Collected data entries
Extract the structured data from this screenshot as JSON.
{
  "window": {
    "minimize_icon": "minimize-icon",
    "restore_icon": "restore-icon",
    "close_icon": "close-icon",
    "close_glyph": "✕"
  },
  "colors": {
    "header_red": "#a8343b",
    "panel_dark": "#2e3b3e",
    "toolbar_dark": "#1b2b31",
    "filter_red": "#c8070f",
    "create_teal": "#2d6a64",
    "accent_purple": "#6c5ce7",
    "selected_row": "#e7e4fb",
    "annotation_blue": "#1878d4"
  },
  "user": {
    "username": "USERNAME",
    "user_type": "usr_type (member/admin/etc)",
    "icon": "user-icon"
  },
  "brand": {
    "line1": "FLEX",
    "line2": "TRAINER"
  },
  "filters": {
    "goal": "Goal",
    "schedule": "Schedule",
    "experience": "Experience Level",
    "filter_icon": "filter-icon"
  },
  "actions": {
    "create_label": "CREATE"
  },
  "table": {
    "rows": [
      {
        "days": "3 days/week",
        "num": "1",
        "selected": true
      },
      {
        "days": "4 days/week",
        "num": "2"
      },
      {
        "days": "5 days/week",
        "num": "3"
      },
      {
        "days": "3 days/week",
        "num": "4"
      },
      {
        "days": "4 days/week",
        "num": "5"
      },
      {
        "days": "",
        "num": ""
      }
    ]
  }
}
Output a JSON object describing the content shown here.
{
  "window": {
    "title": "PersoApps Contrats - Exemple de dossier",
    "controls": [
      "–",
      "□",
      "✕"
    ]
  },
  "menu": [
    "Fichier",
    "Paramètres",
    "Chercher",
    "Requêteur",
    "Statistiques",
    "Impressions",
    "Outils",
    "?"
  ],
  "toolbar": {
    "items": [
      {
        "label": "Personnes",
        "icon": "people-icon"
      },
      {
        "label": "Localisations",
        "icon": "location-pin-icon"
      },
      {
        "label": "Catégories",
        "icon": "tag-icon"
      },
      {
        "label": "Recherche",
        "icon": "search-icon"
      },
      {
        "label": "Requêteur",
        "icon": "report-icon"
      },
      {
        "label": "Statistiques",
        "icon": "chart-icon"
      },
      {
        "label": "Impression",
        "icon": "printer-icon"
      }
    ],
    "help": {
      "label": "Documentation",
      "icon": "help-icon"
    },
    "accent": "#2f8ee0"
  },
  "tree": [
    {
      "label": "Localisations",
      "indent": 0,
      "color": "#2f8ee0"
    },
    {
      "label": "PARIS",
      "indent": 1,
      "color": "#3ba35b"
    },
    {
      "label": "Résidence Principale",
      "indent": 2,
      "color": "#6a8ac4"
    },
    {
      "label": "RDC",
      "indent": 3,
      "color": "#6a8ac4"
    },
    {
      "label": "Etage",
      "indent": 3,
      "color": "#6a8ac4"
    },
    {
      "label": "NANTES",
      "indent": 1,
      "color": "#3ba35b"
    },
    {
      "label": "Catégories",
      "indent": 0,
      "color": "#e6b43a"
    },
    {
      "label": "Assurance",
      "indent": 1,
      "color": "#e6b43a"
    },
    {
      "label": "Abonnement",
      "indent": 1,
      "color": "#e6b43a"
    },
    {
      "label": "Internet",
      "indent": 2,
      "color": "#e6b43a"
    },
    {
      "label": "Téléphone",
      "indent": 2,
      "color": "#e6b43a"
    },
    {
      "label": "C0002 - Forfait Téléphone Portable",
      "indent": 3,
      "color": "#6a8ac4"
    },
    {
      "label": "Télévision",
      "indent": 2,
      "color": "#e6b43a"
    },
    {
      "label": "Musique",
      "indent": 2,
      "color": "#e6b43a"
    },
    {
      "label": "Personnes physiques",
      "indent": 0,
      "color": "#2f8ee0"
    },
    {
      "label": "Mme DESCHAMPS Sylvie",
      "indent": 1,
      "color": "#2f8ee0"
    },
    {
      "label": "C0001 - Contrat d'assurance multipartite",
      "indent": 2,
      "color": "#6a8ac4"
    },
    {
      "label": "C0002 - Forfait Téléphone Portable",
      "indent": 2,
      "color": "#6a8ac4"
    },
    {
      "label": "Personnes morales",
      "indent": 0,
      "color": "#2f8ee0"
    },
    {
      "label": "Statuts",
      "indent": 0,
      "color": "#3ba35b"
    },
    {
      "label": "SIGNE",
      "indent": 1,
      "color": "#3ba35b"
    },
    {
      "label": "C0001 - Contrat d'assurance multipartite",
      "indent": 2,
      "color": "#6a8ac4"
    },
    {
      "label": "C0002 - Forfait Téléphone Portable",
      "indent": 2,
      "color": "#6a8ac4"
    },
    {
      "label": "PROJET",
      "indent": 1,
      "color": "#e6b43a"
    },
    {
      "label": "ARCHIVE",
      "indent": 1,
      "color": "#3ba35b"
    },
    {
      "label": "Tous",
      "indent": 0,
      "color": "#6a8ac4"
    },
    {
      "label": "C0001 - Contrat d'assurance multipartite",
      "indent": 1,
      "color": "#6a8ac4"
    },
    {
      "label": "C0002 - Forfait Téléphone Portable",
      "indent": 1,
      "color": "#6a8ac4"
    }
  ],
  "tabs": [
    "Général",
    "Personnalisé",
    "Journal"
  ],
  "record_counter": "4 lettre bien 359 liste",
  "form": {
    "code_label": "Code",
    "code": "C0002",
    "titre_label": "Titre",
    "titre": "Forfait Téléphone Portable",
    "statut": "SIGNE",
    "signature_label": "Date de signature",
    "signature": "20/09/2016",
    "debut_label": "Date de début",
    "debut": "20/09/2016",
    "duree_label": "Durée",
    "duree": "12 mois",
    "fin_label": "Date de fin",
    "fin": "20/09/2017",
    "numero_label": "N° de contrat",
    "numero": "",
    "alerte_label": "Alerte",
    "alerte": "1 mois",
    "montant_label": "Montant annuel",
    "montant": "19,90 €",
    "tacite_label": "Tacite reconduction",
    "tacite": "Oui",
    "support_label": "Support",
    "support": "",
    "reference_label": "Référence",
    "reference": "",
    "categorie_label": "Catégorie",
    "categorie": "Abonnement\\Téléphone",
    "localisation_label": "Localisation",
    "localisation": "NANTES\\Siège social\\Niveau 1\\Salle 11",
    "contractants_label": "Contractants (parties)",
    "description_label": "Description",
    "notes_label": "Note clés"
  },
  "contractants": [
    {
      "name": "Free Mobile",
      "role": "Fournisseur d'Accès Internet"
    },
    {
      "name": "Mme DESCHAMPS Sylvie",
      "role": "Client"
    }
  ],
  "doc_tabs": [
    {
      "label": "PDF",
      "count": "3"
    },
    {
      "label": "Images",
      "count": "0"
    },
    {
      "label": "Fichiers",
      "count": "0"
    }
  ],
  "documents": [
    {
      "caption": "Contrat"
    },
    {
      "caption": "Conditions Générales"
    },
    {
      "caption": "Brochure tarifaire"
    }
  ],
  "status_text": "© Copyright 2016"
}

- [Work to be completed]:
Extract all the entries word for word.

- [Solution]:
Extract the structured data from this screenshot as JSON.
{
  "window": {
    "minimize_icon": "minimize-icon",
    "restore_icon": "restore-icon",
    "close_icon": "close-icon",
    "close_glyph": "✕"
  },
  "colors": {
    "header_red": "#a8343b",
    "panel_dark": "#2e3b3e",
    "toolbar_dark": "#1b2b31",
    "filter_red": "#c8070f",
    "create_teal": "#2d6a64",
    "accent_purple": "#6c5ce7",
    "selected_row": "#e7e4fb",
    "annotation_blue": "#1878d4"
  },
  "user": {
    "username": "USERNAME",
    "user_type": "usr_type (member/admin/etc)",
    "icon": "user-icon"
  },
  "brand": {
    "line1": "FLEX",
    "line2": "TRAINER"
  },
  "filters": {
    "goal": "Goal",
    "schedule": "Schedule",
    "experience": "Experience Level",
    "filter_icon": "filter-icon"
  },
  "actions": {
    "create_label": "CREATE"
  },
  "table": {
    "rows": [
      {
        "days": "3 days/week",
        "num": "1",
        "selected": true
      },
      {
        "days": "4 days/week",
        "num": "2"
      },
      {
        "days": "5 days/week",
        "num": "3"
      },
      {
        "days": "3 days/week",
        "num": "4"
      },
      {
        "days": "4 days/week",
        "num": "5"
      },
      {
        "days": "",
        "num": ""
      }
    ]
  }
}
Output a JSON object describing the content shown here.
{
  "window": {
    "title": "PersoApps Contrats - Exemple de dossier",
    "controls": [
      "–",
      "□",
      "✕"
    ]
  },
  "menu": [
    "Fichier",
    "Paramètres",
    "Chercher",
    "Requêteur",
    "Statistiques",
    "Impressions",
    "Outils",
    "?"
  ],
  "toolbar": {
    "items": [
      {
        "label": "Personnes",
        "icon": "people-icon"
      },
      {
        "label": "Localisations",
        "icon": "location-pin-icon"
      },
      {
        "label": "Catégories",
        "icon": "tag-icon"
      },
      {
        "label": "Recherche",
        "icon": "search-icon"
      },
      {
        "label": "Requêteur",
        "icon": "report-icon"
      },
      {
        "label": "Statistiques",
        "icon": "chart-icon"
      },
      {
        "label": "Impression",
        "icon": "printer-icon"
      }
    ],
    "help": {
      "label": "Documentation",
      "icon": "help-icon"
    },
    "accent": "#2f8ee0"
  },
  "tree": [
    {
      "label": "Localisations",
      "indent": 0,
      "color": "#2f8ee0"
    },
    {
      "label": "PARIS",
      "indent": 1,
      "color": "#3ba35b"
    },
    {
      "label": "Résidence Principale",
      "indent": 2,
      "color": "#6a8ac4"
    },
    {
      "label": "RDC",
      "indent": 3,
      "color": "#6a8ac4"
    },
    {
      "label": "Etage",
      "indent": 3,
      "color": "#6a8ac4"
    },
    {
      "label": "NANTES",
      "indent": 1,
      "color": "#3ba35b"
    },
    {
      "label": "Catégories",
      "indent": 0,
      "color": "#e6b43a"
    },
    {
      "label": "Assurance",
      "indent": 1,
      "color": "#e6b43a"
    },
    {
      "label": "Abonnement",
      "indent": 1,
      "color": "#e6b43a"
    },
    {
      "label": "Internet",
      "indent": 2,
      "color": "#e6b43a"
    },
    {
      "label": "Téléphone",
      "indent": 2,
      "color": "#e6b43a"
    },
    {
      "label": "C0002 - Forfait Téléphone Portable",
      "indent": 3,
      "color": "#6a8ac4"
    },
    {
      "label": "Télévision",
      "indent": 2,
      "color": "#e6b43a"
    },
    {
      "label": "Musique",
      "indent": 2,
      "color": "#e6b43a"
    },
    {
      "label": "Personnes physiques",
      "indent": 0,
      "color": "#2f8ee0"
    },
    {
      "label": "Mme DESCHAMPS Sylvie",
      "indent": 1,
      "color": "#2f8ee0"
    },
    {
      "label": "C0001 - Contrat d'assurance multipartite",
      "indent": 2,
      "color": "#6a8ac4"
    },
    {
      "label": "C0002 - Forfait Téléphone Portable",
      "indent": 2,
      "color": "#6a8ac4"
    },
    {
      "label": "Personnes morales",
      "indent": 0,
      "color": "#2f8ee0"
    },
    {
      "label": "Statuts",
      "indent": 0,
      "color": "#3ba35b"
    },
    {
      "label": "SIGNE",
      "indent": 1,
      "color": "#3ba35b"
    },
    {
      "label": "C0001 - Contrat d'assurance multipartite",
      "indent": 2,
      "color": "#6a8ac4"
    },
    {
      "label": "C0002 - Forfait Téléphone Portable",
      "indent": 2,
      "color": "#6a8ac4"
    },
    {
      "label": "PROJET",
      "indent": 1,
      "color": "#e6b43a"
    },
    {
      "label": "ARCHIVE",
      "indent": 1,
      "color": "#3ba35b"
    },
    {
      "label": "Tous",
      "indent": 0,
      "color": "#6a8ac4"
    },
    {
      "label": "C0001 - Contrat d'assurance multipartite",
      "indent": 1,
      "color": "#6a8ac4"
    },
    {
      "label": "C0002 - Forfait Téléphone Portable",
      "indent": 1,
      "color": "#6a8ac4"
    }
  ],
  "tabs": [
    "Général",
    "Personnalisé",
    "Journal"
  ],
  "record_counter": "4 lettre bien 359 liste",
  "form": {
    "code_label": "Code",
    "code": "C0002",
    "titre_label": "Titre",
    "titre": "Forfait Téléphone Portable",
    "statut": "SIGNE",
    "signature_label": "Date de signature",
    "signature": "20/09/2016",
    "debut_label": "Date de début",
    "debut": "20/09/2016",
    "duree_label": "Durée",
    "duree": "12 mois",
    "fin_label": "Date de fin",
    "fin": "20/09/2017",
    "numero_label": "N° de contrat",
    "numero": "",
    "alerte_label": "Alerte",
    "alerte": "1 mois",
    "montant_label": "Montant annuel",
    "montant": "19,90 €",
    "tacite_label": "Tacite reconduction",
    "tacite": "Oui",
    "support_label": "Support",
    "support": "",
    "reference_label": "Référence",
    "reference": "",
    "categorie_label": "Catégorie",
    "categorie": "Abonnement\\Téléphone",
    "localisation_label": "Localisation",
    "localisation": "NANTES\\Siège social\\Niveau 1\\Salle 11",
    "contractants_label": "Contractants (parties)",
    "description_label": "Description",
    "notes_label": "Note clés"
  },
  "contractants": [
    {
      "name": "Free Mobile",
      "role": "Fournisseur d'Accès Internet"
    },
    {
      "name": "Mme DESCHAMPS Sylvie",
      "role": "Client"
    }
  ],
  "doc_tabs": [
    {
      "label": "PDF",
      "count": "3"
    },
    {
      "label": "Images",
      "count": "0"
    },
    {
      "label": "Fichiers",
      "count": "0"
    }
  ],
  "documents": [
    {
      "caption": "Contrat"
    },
    {
      "caption": "Conditions Générales"
    },
    {
      "caption": "Brochure tarifaire"
    }
  ],
  "status_text": "© Copyright 2016"
}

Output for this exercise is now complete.